#### Written exercise
In the entries, find all lines that hold the word "Shayanothsava" and copy them.

= = = = = = =

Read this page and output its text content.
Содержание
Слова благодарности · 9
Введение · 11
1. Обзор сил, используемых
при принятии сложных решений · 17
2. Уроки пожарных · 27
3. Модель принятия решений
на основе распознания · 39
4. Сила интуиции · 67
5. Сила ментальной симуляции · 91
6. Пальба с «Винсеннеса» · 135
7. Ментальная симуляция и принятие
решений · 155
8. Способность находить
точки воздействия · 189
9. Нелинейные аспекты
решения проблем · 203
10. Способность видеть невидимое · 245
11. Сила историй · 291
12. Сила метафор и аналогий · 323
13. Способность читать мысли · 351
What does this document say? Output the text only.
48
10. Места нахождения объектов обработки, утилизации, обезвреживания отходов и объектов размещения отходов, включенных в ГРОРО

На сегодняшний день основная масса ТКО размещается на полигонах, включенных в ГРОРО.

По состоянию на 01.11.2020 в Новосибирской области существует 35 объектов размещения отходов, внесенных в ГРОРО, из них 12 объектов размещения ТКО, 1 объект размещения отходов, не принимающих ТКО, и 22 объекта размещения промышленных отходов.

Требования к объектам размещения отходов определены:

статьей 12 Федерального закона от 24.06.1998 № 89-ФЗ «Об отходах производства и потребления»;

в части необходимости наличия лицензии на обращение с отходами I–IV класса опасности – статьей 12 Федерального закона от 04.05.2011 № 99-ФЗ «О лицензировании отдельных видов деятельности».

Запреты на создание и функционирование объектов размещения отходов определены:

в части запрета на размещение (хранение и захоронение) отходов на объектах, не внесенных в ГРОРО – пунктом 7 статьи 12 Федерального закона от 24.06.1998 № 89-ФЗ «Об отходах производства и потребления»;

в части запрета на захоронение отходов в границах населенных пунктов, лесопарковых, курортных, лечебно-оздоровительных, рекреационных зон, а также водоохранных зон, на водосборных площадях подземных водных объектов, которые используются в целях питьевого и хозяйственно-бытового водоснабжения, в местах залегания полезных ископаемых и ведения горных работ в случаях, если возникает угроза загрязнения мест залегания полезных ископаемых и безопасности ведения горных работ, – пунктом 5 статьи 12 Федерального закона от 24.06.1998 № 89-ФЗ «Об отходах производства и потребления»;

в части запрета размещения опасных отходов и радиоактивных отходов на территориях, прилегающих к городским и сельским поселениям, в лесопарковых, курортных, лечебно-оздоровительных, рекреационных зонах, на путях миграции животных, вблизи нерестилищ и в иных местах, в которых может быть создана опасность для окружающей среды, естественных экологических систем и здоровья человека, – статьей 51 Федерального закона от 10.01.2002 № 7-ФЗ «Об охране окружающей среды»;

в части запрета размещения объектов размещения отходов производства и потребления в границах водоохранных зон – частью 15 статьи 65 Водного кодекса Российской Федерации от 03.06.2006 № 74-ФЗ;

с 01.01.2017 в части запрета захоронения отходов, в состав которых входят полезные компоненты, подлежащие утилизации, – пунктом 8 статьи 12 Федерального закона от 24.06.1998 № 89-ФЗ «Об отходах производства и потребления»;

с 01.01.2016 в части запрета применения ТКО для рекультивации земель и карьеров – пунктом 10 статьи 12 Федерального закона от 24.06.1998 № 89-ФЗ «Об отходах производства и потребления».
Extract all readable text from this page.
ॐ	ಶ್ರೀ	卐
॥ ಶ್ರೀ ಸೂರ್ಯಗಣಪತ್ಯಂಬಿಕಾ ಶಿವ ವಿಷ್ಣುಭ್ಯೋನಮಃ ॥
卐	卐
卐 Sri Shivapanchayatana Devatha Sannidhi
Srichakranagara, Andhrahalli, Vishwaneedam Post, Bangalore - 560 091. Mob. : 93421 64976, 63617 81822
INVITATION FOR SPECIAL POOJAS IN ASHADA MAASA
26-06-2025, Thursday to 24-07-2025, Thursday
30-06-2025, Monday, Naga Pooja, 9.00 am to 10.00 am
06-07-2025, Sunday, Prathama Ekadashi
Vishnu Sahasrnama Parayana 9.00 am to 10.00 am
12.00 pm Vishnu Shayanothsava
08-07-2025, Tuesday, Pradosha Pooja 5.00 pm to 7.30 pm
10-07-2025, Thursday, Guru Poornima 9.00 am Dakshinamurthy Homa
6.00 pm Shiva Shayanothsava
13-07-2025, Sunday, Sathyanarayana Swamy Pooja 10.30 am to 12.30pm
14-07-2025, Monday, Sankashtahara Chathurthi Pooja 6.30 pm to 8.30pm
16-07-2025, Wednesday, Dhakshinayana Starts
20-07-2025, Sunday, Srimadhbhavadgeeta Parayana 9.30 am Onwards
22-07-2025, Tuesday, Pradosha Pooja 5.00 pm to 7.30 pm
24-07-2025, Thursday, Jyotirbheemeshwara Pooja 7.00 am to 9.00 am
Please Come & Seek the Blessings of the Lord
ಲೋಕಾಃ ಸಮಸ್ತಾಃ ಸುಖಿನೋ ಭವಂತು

= = = = = = =

#### Task output
12.00 pm Vishnu Shayanothsava
6.00 pm Shiva Shayanothsava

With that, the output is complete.